> _Given entries_
+---+
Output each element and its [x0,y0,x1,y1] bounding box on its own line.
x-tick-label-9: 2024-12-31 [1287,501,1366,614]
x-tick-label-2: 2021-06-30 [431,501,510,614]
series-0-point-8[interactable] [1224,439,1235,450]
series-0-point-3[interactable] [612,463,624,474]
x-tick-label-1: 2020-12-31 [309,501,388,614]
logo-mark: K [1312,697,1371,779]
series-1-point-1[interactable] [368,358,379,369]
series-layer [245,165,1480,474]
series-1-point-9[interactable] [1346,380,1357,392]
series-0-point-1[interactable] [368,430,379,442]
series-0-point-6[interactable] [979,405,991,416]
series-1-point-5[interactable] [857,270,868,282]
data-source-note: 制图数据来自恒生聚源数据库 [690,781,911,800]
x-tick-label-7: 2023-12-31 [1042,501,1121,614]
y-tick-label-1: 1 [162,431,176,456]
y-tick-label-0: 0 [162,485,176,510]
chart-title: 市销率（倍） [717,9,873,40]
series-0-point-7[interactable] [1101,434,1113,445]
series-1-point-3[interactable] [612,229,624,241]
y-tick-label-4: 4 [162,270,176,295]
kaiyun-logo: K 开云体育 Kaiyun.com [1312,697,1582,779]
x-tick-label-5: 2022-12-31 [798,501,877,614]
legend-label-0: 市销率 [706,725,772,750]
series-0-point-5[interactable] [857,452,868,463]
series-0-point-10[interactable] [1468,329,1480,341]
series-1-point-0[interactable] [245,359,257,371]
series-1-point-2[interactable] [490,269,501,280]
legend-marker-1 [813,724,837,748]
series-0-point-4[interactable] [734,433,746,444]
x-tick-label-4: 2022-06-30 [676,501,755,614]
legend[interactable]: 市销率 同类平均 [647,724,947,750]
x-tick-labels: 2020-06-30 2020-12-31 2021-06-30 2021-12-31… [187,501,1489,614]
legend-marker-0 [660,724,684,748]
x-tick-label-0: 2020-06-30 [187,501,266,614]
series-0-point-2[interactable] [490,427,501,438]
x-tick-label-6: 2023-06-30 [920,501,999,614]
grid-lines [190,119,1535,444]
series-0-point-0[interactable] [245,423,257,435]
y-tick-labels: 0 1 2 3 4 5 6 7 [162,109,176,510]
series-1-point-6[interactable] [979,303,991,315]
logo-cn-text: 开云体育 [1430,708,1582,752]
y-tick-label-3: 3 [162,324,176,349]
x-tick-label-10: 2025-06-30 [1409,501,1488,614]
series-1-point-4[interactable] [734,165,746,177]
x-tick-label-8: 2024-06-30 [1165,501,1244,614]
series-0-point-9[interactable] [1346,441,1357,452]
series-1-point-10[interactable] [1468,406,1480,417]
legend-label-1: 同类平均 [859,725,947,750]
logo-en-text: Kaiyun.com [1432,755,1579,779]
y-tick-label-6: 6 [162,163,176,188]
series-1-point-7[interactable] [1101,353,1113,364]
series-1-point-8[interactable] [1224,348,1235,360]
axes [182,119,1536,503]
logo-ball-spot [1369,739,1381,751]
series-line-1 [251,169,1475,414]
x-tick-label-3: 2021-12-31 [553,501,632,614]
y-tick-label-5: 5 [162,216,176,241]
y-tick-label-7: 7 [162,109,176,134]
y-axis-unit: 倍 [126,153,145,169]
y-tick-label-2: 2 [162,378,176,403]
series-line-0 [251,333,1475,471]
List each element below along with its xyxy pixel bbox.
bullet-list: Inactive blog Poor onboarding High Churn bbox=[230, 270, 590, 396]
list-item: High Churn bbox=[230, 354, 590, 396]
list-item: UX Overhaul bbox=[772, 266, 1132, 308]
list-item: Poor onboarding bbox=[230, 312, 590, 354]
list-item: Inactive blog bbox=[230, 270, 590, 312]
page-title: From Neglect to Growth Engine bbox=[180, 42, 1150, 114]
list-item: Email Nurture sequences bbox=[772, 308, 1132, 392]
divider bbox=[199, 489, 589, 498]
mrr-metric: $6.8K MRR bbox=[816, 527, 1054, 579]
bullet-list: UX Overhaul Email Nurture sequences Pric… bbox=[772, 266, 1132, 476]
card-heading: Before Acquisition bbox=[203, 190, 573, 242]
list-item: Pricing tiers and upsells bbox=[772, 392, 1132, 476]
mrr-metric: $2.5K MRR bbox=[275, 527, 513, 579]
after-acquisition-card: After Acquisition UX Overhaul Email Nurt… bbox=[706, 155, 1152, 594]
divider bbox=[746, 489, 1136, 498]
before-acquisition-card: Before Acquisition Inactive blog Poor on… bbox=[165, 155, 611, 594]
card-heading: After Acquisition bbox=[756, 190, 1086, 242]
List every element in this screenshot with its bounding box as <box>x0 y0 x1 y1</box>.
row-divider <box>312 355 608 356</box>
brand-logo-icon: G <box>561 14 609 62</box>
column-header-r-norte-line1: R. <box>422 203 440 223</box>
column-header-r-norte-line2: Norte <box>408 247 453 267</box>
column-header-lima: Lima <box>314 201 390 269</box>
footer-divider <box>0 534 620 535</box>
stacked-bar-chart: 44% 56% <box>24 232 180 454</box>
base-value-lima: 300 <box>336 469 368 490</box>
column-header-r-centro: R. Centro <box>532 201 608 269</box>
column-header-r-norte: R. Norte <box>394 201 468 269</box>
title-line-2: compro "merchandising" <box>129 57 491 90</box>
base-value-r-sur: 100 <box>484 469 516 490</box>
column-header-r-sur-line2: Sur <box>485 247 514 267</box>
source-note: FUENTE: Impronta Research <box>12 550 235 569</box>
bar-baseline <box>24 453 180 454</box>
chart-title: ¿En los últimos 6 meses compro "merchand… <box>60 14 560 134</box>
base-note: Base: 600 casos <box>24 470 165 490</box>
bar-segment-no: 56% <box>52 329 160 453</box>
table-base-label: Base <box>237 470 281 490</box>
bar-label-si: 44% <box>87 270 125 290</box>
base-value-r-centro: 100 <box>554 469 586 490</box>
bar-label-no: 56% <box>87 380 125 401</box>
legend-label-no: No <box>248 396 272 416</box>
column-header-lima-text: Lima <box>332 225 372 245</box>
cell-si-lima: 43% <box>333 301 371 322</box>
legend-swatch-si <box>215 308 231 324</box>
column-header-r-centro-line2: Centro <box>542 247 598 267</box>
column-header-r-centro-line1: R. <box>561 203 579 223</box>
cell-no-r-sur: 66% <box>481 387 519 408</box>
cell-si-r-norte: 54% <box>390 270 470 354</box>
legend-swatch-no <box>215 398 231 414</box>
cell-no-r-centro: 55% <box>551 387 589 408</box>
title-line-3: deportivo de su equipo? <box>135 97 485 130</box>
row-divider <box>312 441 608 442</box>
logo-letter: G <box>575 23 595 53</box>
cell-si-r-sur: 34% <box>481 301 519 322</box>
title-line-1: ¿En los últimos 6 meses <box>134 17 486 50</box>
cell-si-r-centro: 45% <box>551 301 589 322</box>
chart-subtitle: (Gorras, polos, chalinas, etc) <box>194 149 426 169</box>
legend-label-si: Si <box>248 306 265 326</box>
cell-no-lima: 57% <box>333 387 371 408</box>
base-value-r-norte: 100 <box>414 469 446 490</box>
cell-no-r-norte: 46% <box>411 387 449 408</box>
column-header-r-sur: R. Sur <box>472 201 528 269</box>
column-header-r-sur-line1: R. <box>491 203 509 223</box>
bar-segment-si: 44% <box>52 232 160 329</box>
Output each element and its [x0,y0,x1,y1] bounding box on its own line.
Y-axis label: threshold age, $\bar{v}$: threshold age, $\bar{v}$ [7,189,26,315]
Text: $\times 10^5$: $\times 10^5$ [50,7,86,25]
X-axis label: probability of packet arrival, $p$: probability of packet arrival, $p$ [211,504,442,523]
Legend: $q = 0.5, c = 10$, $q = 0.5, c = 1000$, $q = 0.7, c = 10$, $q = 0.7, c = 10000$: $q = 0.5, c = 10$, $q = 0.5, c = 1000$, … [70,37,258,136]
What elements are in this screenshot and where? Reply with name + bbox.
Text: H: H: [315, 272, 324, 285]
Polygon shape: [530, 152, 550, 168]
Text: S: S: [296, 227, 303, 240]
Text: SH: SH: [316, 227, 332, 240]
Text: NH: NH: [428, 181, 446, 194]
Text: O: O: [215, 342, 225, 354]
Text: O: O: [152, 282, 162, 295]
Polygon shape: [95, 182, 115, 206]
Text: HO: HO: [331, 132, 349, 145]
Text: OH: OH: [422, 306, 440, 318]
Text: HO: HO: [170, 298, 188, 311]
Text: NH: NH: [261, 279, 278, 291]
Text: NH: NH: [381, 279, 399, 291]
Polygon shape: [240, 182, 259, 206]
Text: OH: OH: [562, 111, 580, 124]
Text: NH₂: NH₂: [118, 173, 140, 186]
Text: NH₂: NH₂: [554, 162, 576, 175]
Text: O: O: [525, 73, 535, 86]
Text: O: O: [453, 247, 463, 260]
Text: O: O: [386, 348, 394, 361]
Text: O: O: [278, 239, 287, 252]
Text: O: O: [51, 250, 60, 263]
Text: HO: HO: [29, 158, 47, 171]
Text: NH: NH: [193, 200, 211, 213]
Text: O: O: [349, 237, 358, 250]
+---+
> _Task prompt_
Copy the data word for word, from its first line through the line that contains "series-0-point-4[interactable] [734,433,746,444]", including both of those lines.

> _Written answer_
Output each element and its [x0,y0,x1,y1] bounding box on its own line.
x-tick-label-9: 2024-12-31 [1287,501,1366,614]
x-tick-label-2: 2021-06-30 [431,501,510,614]
series-0-point-8[interactable] [1224,439,1235,450]
series-0-point-3[interactable] [612,463,624,474]
x-tick-label-1: 2020-12-31 [309,501,388,614]
logo-mark: K [1312,697,1371,779]
series-1-point-1[interactable] [368,358,379,369]
series-layer [245,165,1480,474]
series-1-point-9[interactable] [1346,380,1357,392]
series-0-point-1[interactable] [368,430,379,442]
series-0-point-6[interactable] [979,405,991,416]
series-1-point-5[interactable] [857,270,868,282]
data-source-note: 制图数据来自恒生聚源数据库 [690,781,911,800]
x-tick-label-7: 2023-12-31 [1042,501,1121,614]
y-tick-label-1: 1 [162,431,176,456]
y-tick-label-0: 0 [162,485,176,510]
chart-title: 市销率（倍） [717,9,873,40]
series-0-point-7[interactable] [1101,434,1113,445]
series-1-point-3[interactable] [612,229,624,241]
y-tick-label-4: 4 [162,270,176,295]
kaiyun-logo: K 开云体育 Kaiyun.com [1312,697,1582,779]
x-tick-label-5: 2022-12-31 [798,501,877,614]
legend-label-0: 市销率 [706,725,772,750]
series-0-point-5[interactable] [857,452,868,463]
series-0-point-10[interactable] [1468,329,1480,341]
series-1-point-0[interactable] [245,359,257,371]
series-1-point-2[interactable] [490,269,501,280]
legend-marker-1 [813,724,837,748]
series-0-point-4[interactable] [734,433,746,444]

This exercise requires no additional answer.